* BEGIN *

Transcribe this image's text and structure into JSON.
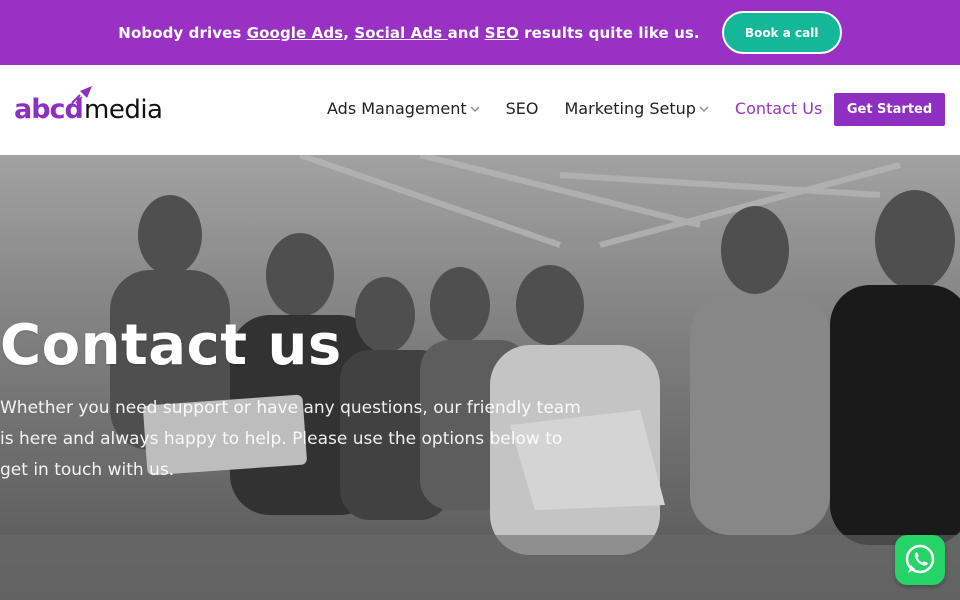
{
  "promo": {
    "text_before": "Nobody drives ",
    "link_google": "Google Ads",
    "sep1": ", ",
    "link_social": "Social Ads ",
    "and": "and ",
    "link_seo": "SEO",
    "text_after": " results quite like us.",
    "button_label": "Book a call"
  },
  "brand": {
    "logo_part1": "abcd",
    "logo_part2": "media",
    "accent_color": "#9932c4",
    "button_green": "#14b899"
  },
  "nav": {
    "items": [
      {
        "label": "Ads Management",
        "has_dropdown": true
      },
      {
        "label": "SEO",
        "has_dropdown": false
      },
      {
        "label": "Marketing Setup",
        "has_dropdown": true
      },
      {
        "label": "Contact Us",
        "has_dropdown": false,
        "active": true
      }
    ],
    "cta_label": "Get Started"
  },
  "hero": {
    "title": "Contact us",
    "description": "Whether you need support or have any questions, our friendly team is here and always happy to help. Please use the options below to get in touch with us."
  },
  "icons": {
    "whatsapp": "whatsapp-icon",
    "chevron": "chevron-down-icon",
    "rocket": "rocket-icon"
  }
}
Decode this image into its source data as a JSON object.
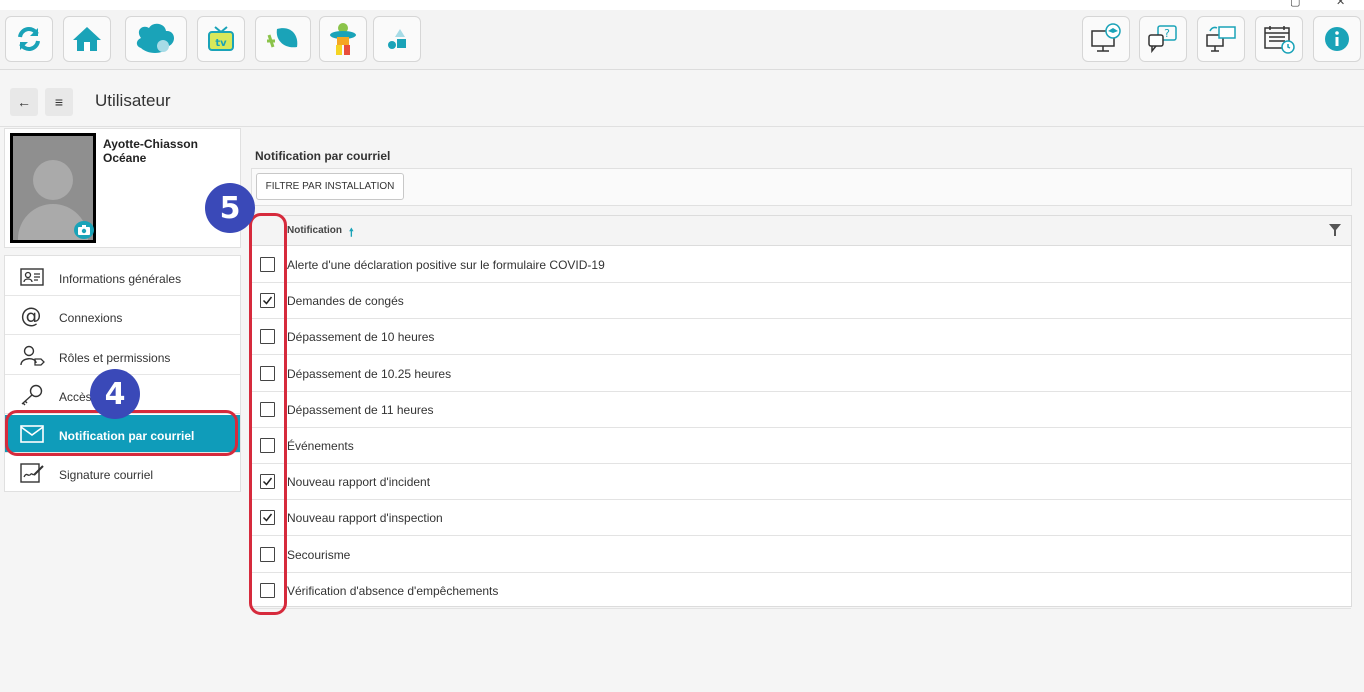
{
  "window": {
    "minimize": "—",
    "maximize": "▢",
    "close": "✕"
  },
  "toolbar": {
    "left_icons": [
      "refresh-icon",
      "home-icon",
      "heart-cloud-icon",
      "tv-icon",
      "leaf-drop-icon",
      "character-icon",
      "shapes-icon"
    ],
    "right_icons": [
      "computer-training-icon",
      "help-chat-icon",
      "sync-screens-icon",
      "calendar-clock-icon",
      "info-icon"
    ],
    "accent": "#1aa3b8"
  },
  "header": {
    "back": "←",
    "menu": "≡",
    "title": "Utilisateur"
  },
  "profile": {
    "name": "Ayotte-Chiasson Océane"
  },
  "menu": {
    "items": [
      {
        "label": "Informations générales",
        "icon": "id-card-icon"
      },
      {
        "label": "Connexions",
        "icon": "at-icon"
      },
      {
        "label": "Rôles et permissions",
        "icon": "user-tag-icon"
      },
      {
        "label": "Accès",
        "icon": "key-icon"
      },
      {
        "label": "Notification par courriel",
        "icon": "envelope-icon",
        "active": true
      },
      {
        "label": "Signature courriel",
        "icon": "signature-icon"
      }
    ]
  },
  "annotations": {
    "step4": "4",
    "step5": "5",
    "highlight_color": "#d62a3c",
    "badge_color": "#3a49b8"
  },
  "main": {
    "section_title": "Notification par courriel",
    "filter_button": "FILTRE PAR INSTALLATION",
    "column_header": "Notification",
    "sort_indicator": "🠕",
    "rows": [
      {
        "label": "Alerte d'une déclaration positive sur le formulaire COVID-19",
        "checked": false
      },
      {
        "label": "Demandes de congés",
        "checked": true
      },
      {
        "label": "Dépassement de 10 heures",
        "checked": false
      },
      {
        "label": "Dépassement de 10.25 heures",
        "checked": false
      },
      {
        "label": "Dépassement de 11 heures",
        "checked": false
      },
      {
        "label": "Événements",
        "checked": false
      },
      {
        "label": "Nouveau rapport d'incident",
        "checked": true
      },
      {
        "label": "Nouveau rapport d'inspection",
        "checked": true
      },
      {
        "label": "Secourisme",
        "checked": false
      },
      {
        "label": "Vérification d'absence d'empêchements",
        "checked": false
      }
    ]
  }
}
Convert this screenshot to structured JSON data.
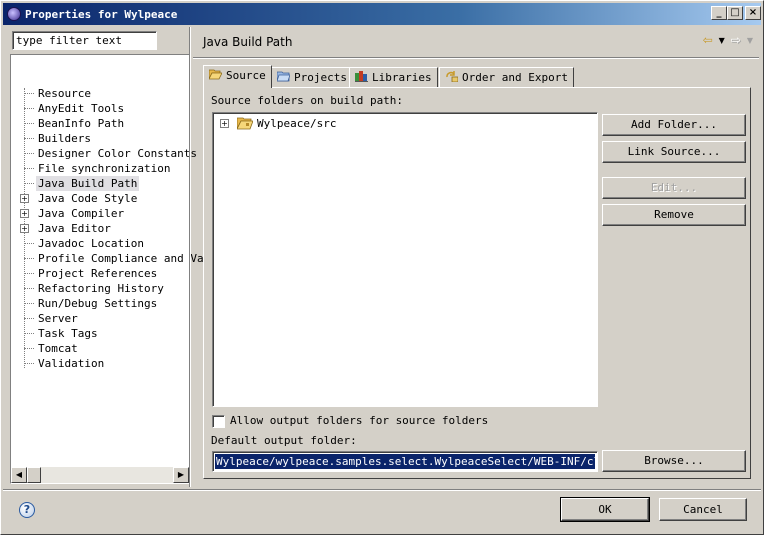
{
  "window": {
    "title": "Properties for Wylpeace",
    "minimize": "_",
    "maximize": "□",
    "close": "×"
  },
  "left": {
    "filter_value": "type filter text",
    "tree_items": [
      {
        "label": "Resource",
        "expandable": false,
        "selected": false
      },
      {
        "label": "AnyEdit Tools",
        "expandable": false,
        "selected": false
      },
      {
        "label": "BeanInfo Path",
        "expandable": false,
        "selected": false
      },
      {
        "label": "Builders",
        "expandable": false,
        "selected": false
      },
      {
        "label": "Designer Color Constants",
        "expandable": false,
        "selected": false
      },
      {
        "label": "File synchronization",
        "expandable": false,
        "selected": false
      },
      {
        "label": "Java Build Path",
        "expandable": false,
        "selected": true
      },
      {
        "label": "Java Code Style",
        "expandable": true,
        "selected": false
      },
      {
        "label": "Java Compiler",
        "expandable": true,
        "selected": false
      },
      {
        "label": "Java Editor",
        "expandable": true,
        "selected": false
      },
      {
        "label": "Javadoc Location",
        "expandable": false,
        "selected": false
      },
      {
        "label": "Profile Compliance and Va",
        "expandable": false,
        "selected": false
      },
      {
        "label": "Project References",
        "expandable": false,
        "selected": false
      },
      {
        "label": "Refactoring History",
        "expandable": false,
        "selected": false
      },
      {
        "label": "Run/Debug Settings",
        "expandable": false,
        "selected": false
      },
      {
        "label": "Server",
        "expandable": false,
        "selected": false
      },
      {
        "label": "Task Tags",
        "expandable": false,
        "selected": false
      },
      {
        "label": "Tomcat",
        "expandable": false,
        "selected": false
      },
      {
        "label": "Validation",
        "expandable": false,
        "selected": false
      }
    ]
  },
  "page": {
    "title": "Java Build Path",
    "tabs": [
      {
        "label": "Source",
        "icon": "folder-open-icon",
        "active": true
      },
      {
        "label": "Projects",
        "icon": "projects-icon",
        "active": false
      },
      {
        "label": "Libraries",
        "icon": "libraries-icon",
        "active": false
      },
      {
        "label": "Order and Export",
        "icon": "order-export-icon",
        "active": false
      }
    ],
    "source_label": "Source folders on build path:",
    "source_folders": [
      "Wylpeace/src"
    ],
    "buttons": {
      "add_folder": "Add Folder...",
      "link_source": "Link Source...",
      "edit": "Edit...",
      "remove": "Remove",
      "browse": "Browse..."
    },
    "allow_output_label": "Allow output folders for source folders",
    "default_output_label": "Default output folder:",
    "default_output_value": "Wylpeace/wylpeace.samples.select.WylpeaceSelect/WEB-INF/classes"
  },
  "footer": {
    "ok": "OK",
    "cancel": "Cancel"
  },
  "colors": {
    "title_bar": "#0a246a",
    "selection": "#0a246a",
    "dialog_bg": "#d4d0c8"
  }
}
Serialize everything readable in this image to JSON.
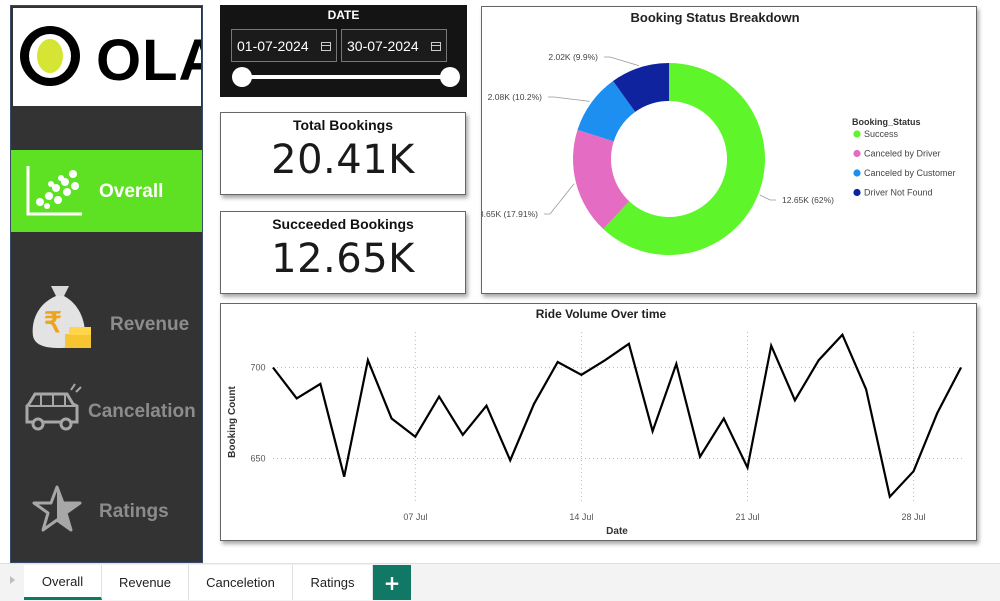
{
  "sidebar": {
    "logo_text": "OLA",
    "items": [
      {
        "label": "Overall",
        "icon": "scatter-chart-icon",
        "active": true
      },
      {
        "label": "Revenue",
        "icon": "money-bag-icon",
        "active": false
      },
      {
        "label": "Cancelation",
        "icon": "car-icon",
        "active": false
      },
      {
        "label": "Ratings",
        "icon": "star-icon",
        "active": false
      }
    ]
  },
  "date_filter": {
    "title": "DATE",
    "start": "01-07-2024",
    "end": "30-07-2024"
  },
  "kpis": {
    "total_bookings": {
      "title": "Total Bookings",
      "value": "20.41K"
    },
    "succeeded_bookings": {
      "title": "Succeeded Bookings",
      "value": "12.65K"
    }
  },
  "donut": {
    "title": "Booking Status Breakdown",
    "legend_title": "Booking_Status",
    "slices": [
      {
        "name": "Success",
        "value": 12650,
        "label": "12.65K (62%)",
        "color": "#5ef52a"
      },
      {
        "name": "Canceled by Driver",
        "value": 3650,
        "label": "3.65K (17.91%)",
        "color": "#e46cc3"
      },
      {
        "name": "Canceled by Customer",
        "value": 2080,
        "label": "2.08K (10.2%)",
        "color": "#1c8ff0"
      },
      {
        "name": "Driver Not Found",
        "value": 2020,
        "label": "2.02K (9.9%)",
        "color": "#10239e"
      }
    ]
  },
  "chart_data": {
    "type": "line",
    "title": "Ride Volume Over time",
    "xlabel": "Date",
    "ylabel": "Booking Count",
    "x_ticks": [
      "07 Jul",
      "14 Jul",
      "21 Jul",
      "28 Jul"
    ],
    "y_ticks": [
      650,
      700
    ],
    "ylim": [
      625,
      725
    ],
    "grid": true,
    "series": [
      {
        "x": [
          "2024-07-01",
          "2024-07-02",
          "2024-07-03",
          "2024-07-04",
          "2024-07-05",
          "2024-07-06",
          "2024-07-07",
          "2024-07-08",
          "2024-07-09",
          "2024-07-10",
          "2024-07-11",
          "2024-07-12",
          "2024-07-13",
          "2024-07-14",
          "2024-07-15",
          "2024-07-16",
          "2024-07-17",
          "2024-07-18",
          "2024-07-19",
          "2024-07-20",
          "2024-07-21",
          "2024-07-22",
          "2024-07-23",
          "2024-07-24",
          "2024-07-25",
          "2024-07-26",
          "2024-07-27",
          "2024-07-28",
          "2024-07-29",
          "2024-07-30"
        ],
        "values": [
          700,
          683,
          691,
          640,
          704,
          672,
          662,
          684,
          663,
          679,
          649,
          680,
          703,
          696,
          704,
          713,
          665,
          702,
          651,
          672,
          645,
          712,
          682,
          704,
          718,
          688,
          629,
          643,
          675,
          700
        ],
        "color": "#000000"
      }
    ]
  },
  "tabs": {
    "items": [
      "Overall",
      "Revenue",
      "Canceletion",
      "Ratings"
    ],
    "add_label": "+"
  }
}
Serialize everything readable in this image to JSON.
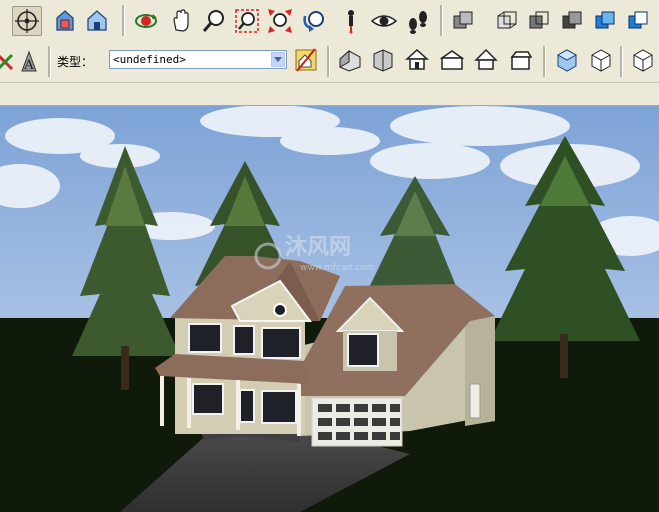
{
  "toolbar": {
    "type_label": "类型：",
    "type_value": "<undefined>"
  },
  "viewport": {
    "watermark_text": "沐风网",
    "watermark_url": "www.mfcad.com"
  },
  "colors": {
    "ui_background": "#ece9d8",
    "sky": "#7fa6d8",
    "ground": "#0f1a0b",
    "roof": "#8c6d5c",
    "siding": "#c9c5ad"
  },
  "icons_row1": [
    "orbit-icon",
    "paint-bucket-icon",
    "component-icon",
    "rotate-icon",
    "pan-icon",
    "zoom-icon",
    "zoom-window-icon",
    "zoom-extents-icon",
    "previous-view-icon",
    "position-camera-icon",
    "look-around-icon",
    "walk-icon",
    "iso-view-icon",
    "top-view-icon",
    "front-view-icon",
    "right-view-icon",
    "back-view-icon",
    "left-view-icon"
  ],
  "icons_row2": [
    "x-ray-icon",
    "text-style-icon",
    "get-models-icon",
    "house-3d-icon",
    "box-icon",
    "house-outline-icon",
    "house-flat-icon",
    "house-simple-icon",
    "house-roof-icon",
    "shaded-cube-icon",
    "wireframe-cube-icon",
    "hidden-line-cube-icon"
  ]
}
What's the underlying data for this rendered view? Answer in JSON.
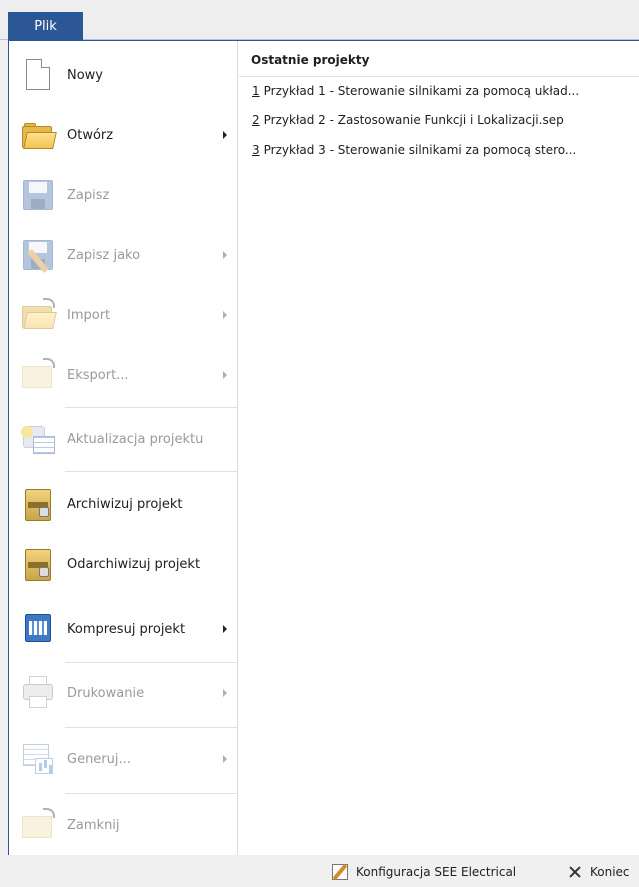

* END *

Copy each line of the data that contains the word "image".

▸ ANSWER BELOW
Transcribe this image's text and structure into JSON.
Decode this image into its source data as a JSON object.
Serialize everything readable in this image to JSON.
Serialize everything readable in this image to JSON.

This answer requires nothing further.